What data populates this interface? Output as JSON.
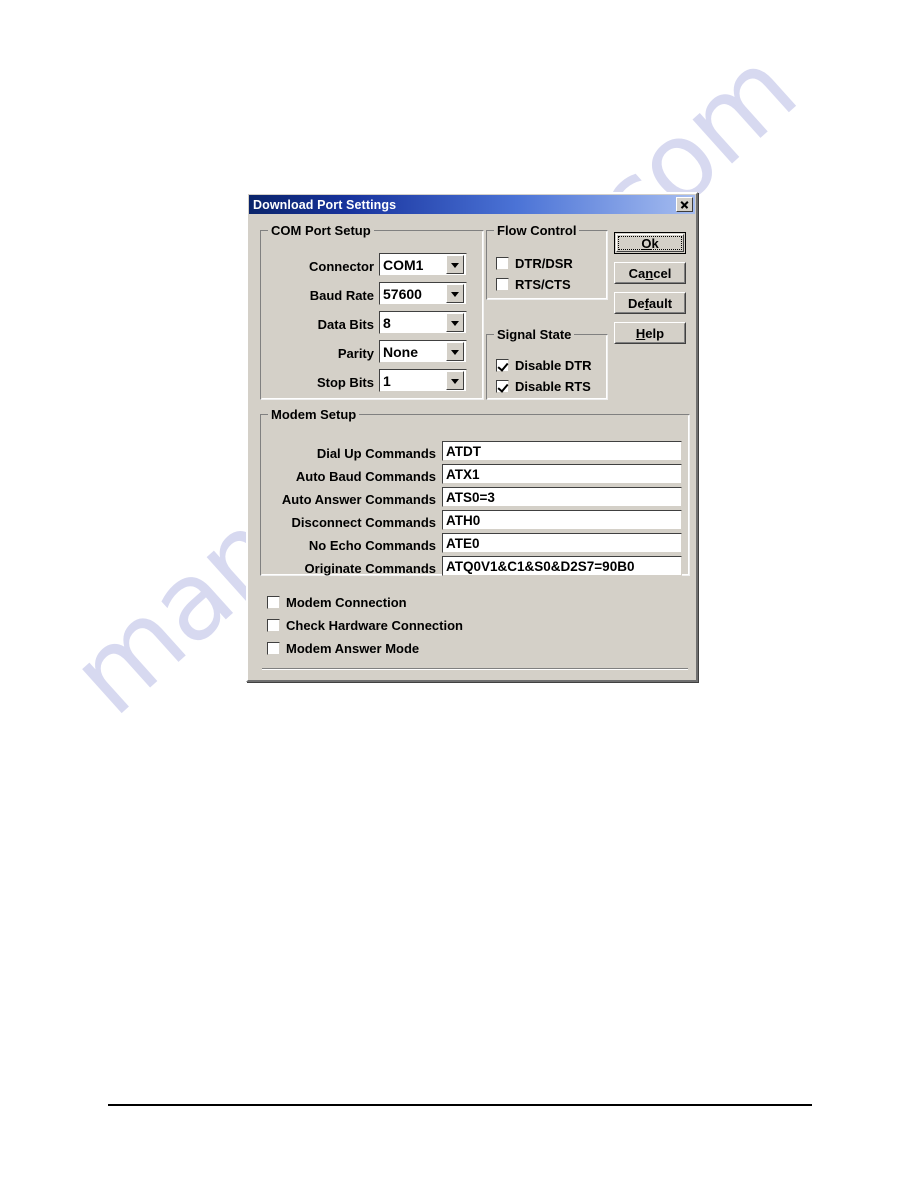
{
  "page": {
    "watermark": "manualshive.com"
  },
  "dialog": {
    "title": "Download Port Settings",
    "close_icon": "close-icon",
    "com_port_setup": {
      "legend": "COM Port Setup",
      "fields": [
        {
          "label": "Connector",
          "value": "COM1"
        },
        {
          "label": "Baud Rate",
          "value": "57600"
        },
        {
          "label": "Data Bits",
          "value": "8"
        },
        {
          "label": "Parity",
          "value": "None"
        },
        {
          "label": "Stop Bits",
          "value": "1"
        }
      ]
    },
    "flow_control": {
      "legend": "Flow Control",
      "items": [
        {
          "label": "DTR/DSR",
          "checked": false
        },
        {
          "label": "RTS/CTS",
          "checked": false
        }
      ]
    },
    "signal_state": {
      "legend": "Signal State",
      "items": [
        {
          "label": "Disable DTR",
          "checked": true
        },
        {
          "label": "Disable RTS",
          "checked": true
        }
      ]
    },
    "buttons": [
      {
        "label": "Ok",
        "accel": "O",
        "default": true
      },
      {
        "label": "Cancel",
        "accel": "n",
        "default": false
      },
      {
        "label": "Default",
        "accel": "f",
        "default": false
      },
      {
        "label": "Help",
        "accel": "H",
        "default": false
      }
    ],
    "modem_setup": {
      "legend": "Modem Setup",
      "fields": [
        {
          "label": "Dial Up Commands",
          "value": "ATDT"
        },
        {
          "label": "Auto Baud Commands",
          "value": "ATX1"
        },
        {
          "label": "Auto Answer Commands",
          "value": "ATS0=3"
        },
        {
          "label": "Disconnect Commands",
          "value": "ATH0"
        },
        {
          "label": "No Echo Commands",
          "value": "ATE0"
        },
        {
          "label": "Originate Commands",
          "value": "ATQ0V1&C1&S0&D2S7=90B0"
        }
      ]
    },
    "options": [
      {
        "label": "Modem Connection",
        "checked": false
      },
      {
        "label": "Check Hardware Connection",
        "checked": false
      },
      {
        "label": "Modem Answer Mode",
        "checked": false
      }
    ]
  }
}
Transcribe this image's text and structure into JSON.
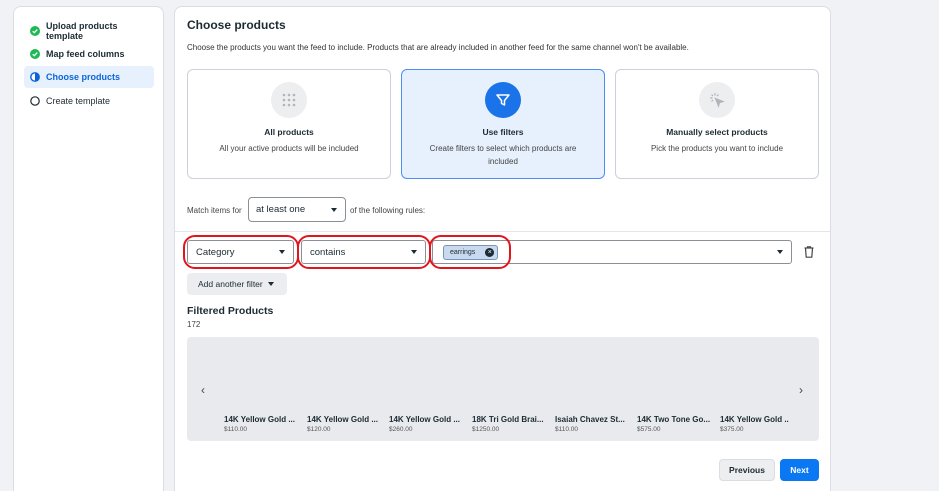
# # #
Exercise goal:
Determine how many lines of the listing above hold the word "legend". Report that number without anything else.

Problem solution:
4